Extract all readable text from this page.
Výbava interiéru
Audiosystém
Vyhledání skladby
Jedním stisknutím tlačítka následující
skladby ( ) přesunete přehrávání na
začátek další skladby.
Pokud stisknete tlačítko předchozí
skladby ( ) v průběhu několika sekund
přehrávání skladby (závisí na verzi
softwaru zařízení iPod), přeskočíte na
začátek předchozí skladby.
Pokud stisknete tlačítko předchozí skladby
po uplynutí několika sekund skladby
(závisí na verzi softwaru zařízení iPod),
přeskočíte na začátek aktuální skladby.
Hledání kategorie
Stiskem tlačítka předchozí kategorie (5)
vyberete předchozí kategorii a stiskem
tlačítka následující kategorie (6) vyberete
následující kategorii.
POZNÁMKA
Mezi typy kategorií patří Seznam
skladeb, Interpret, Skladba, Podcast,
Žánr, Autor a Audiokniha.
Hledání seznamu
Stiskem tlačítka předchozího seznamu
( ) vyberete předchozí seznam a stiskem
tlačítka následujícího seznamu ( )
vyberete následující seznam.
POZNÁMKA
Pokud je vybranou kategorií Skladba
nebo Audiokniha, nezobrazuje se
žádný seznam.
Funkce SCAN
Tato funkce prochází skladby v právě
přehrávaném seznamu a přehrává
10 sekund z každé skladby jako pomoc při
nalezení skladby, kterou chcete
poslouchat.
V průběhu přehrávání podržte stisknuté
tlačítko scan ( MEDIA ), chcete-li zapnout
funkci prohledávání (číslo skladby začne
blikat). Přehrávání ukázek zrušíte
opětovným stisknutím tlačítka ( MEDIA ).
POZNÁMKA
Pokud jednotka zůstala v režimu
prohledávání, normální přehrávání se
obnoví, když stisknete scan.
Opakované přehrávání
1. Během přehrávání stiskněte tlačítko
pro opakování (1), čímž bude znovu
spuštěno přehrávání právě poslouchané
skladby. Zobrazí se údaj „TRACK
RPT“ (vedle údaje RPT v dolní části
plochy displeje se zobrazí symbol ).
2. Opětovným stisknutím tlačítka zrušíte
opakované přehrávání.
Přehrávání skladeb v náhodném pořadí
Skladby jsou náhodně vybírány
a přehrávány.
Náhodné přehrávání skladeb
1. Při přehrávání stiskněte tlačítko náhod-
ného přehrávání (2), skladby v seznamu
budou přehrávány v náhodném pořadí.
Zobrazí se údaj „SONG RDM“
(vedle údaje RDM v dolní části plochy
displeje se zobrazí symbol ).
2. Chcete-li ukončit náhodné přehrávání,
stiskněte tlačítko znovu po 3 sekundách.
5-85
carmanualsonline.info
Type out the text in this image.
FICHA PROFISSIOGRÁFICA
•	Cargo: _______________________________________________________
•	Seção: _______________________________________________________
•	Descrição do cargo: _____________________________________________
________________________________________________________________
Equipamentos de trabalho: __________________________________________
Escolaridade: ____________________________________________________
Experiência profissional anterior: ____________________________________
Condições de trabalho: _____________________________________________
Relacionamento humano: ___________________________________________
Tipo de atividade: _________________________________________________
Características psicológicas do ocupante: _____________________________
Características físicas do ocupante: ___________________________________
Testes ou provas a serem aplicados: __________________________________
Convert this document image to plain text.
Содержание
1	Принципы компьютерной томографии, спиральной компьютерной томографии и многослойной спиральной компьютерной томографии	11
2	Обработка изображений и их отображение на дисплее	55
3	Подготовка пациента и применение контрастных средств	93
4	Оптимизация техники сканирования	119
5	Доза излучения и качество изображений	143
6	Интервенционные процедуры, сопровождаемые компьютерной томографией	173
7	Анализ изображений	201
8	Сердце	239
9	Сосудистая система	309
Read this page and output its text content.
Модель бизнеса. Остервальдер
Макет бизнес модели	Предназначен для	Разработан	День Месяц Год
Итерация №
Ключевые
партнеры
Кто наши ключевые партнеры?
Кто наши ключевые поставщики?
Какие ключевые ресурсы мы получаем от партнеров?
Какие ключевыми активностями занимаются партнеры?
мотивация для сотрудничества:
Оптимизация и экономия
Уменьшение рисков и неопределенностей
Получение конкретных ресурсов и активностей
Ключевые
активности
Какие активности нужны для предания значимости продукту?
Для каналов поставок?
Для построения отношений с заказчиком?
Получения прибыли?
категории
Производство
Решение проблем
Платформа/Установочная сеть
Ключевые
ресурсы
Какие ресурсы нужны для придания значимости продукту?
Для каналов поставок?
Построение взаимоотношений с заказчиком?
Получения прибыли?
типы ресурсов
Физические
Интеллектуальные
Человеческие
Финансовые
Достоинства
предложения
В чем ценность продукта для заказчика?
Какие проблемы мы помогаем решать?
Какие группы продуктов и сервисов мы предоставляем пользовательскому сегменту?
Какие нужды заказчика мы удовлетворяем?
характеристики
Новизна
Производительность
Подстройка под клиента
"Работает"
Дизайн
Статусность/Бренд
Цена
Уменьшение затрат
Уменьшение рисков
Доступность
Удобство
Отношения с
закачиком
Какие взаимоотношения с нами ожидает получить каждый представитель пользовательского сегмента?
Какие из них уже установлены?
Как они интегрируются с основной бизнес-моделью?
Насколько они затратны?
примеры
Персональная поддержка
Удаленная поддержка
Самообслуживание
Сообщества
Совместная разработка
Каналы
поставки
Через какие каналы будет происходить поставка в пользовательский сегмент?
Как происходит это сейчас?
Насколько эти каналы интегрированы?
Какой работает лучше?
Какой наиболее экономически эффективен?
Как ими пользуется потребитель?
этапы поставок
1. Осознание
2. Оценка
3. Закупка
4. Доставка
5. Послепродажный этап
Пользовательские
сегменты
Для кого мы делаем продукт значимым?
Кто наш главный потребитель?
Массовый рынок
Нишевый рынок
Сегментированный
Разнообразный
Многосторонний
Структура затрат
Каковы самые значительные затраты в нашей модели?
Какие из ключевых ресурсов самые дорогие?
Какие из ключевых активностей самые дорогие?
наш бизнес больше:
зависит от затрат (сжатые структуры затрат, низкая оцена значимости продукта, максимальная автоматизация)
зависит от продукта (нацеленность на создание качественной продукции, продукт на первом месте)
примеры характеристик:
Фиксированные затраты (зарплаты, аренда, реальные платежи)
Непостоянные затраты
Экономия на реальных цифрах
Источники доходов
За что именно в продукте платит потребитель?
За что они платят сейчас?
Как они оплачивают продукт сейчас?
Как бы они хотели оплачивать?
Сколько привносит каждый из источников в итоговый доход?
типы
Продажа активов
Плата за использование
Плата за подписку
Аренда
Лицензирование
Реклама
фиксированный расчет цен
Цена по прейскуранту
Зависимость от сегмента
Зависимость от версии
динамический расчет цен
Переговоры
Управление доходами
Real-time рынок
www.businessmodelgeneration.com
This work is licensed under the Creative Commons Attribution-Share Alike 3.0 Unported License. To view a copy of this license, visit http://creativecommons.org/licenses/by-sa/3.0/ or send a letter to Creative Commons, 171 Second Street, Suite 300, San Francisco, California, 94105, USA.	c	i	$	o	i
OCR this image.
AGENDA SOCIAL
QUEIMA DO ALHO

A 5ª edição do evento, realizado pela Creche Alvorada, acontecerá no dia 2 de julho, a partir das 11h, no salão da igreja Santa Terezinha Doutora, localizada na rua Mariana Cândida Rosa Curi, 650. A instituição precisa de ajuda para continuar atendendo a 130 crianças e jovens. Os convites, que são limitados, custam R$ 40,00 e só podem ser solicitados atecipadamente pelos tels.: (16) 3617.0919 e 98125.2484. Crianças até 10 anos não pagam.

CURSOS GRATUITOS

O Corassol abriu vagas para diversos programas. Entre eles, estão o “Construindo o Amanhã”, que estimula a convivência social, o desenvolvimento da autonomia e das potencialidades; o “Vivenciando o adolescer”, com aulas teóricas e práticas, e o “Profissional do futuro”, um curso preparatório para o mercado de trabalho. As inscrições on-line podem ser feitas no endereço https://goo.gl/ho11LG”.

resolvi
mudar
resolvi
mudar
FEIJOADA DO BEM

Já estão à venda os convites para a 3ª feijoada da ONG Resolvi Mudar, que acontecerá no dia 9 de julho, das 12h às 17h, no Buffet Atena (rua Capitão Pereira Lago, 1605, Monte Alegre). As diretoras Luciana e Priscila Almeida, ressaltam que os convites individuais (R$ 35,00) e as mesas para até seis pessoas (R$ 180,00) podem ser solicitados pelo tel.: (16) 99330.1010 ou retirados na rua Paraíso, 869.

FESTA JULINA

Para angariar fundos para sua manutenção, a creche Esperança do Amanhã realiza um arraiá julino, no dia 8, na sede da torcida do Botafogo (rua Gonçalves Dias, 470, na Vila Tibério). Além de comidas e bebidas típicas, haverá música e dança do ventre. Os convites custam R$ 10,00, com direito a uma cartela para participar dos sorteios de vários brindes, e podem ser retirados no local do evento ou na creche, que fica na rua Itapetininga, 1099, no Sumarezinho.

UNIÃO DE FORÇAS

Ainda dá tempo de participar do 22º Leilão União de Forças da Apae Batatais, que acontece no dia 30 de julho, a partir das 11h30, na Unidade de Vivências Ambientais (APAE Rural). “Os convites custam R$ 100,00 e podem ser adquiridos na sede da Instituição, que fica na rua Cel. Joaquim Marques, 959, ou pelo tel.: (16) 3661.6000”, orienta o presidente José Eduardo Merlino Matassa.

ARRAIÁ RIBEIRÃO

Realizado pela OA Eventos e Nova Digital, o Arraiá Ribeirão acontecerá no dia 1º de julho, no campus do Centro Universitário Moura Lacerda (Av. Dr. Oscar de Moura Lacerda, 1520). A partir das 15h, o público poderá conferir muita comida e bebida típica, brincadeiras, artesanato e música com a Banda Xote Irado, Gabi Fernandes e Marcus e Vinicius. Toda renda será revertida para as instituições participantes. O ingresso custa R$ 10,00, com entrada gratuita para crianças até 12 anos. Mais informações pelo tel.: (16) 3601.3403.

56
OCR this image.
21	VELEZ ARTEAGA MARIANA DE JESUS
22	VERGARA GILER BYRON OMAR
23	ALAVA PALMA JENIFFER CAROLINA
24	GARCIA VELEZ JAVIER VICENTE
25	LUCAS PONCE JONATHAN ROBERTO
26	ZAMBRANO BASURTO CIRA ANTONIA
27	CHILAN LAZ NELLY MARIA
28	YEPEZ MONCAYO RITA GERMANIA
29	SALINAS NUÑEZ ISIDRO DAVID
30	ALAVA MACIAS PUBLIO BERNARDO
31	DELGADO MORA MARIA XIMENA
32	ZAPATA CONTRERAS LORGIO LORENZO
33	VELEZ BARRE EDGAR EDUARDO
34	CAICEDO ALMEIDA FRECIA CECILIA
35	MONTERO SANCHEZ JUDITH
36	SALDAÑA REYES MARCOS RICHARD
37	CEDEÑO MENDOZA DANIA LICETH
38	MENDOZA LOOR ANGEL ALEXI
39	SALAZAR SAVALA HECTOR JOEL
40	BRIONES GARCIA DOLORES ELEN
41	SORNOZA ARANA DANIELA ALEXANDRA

Problem to work on:
Take each line containing the string "údaje" and copy it out.

Problem solution:
RPT“ (vedle údaje RPT v dolní části
(vedle údaje RDM v dolní části plochy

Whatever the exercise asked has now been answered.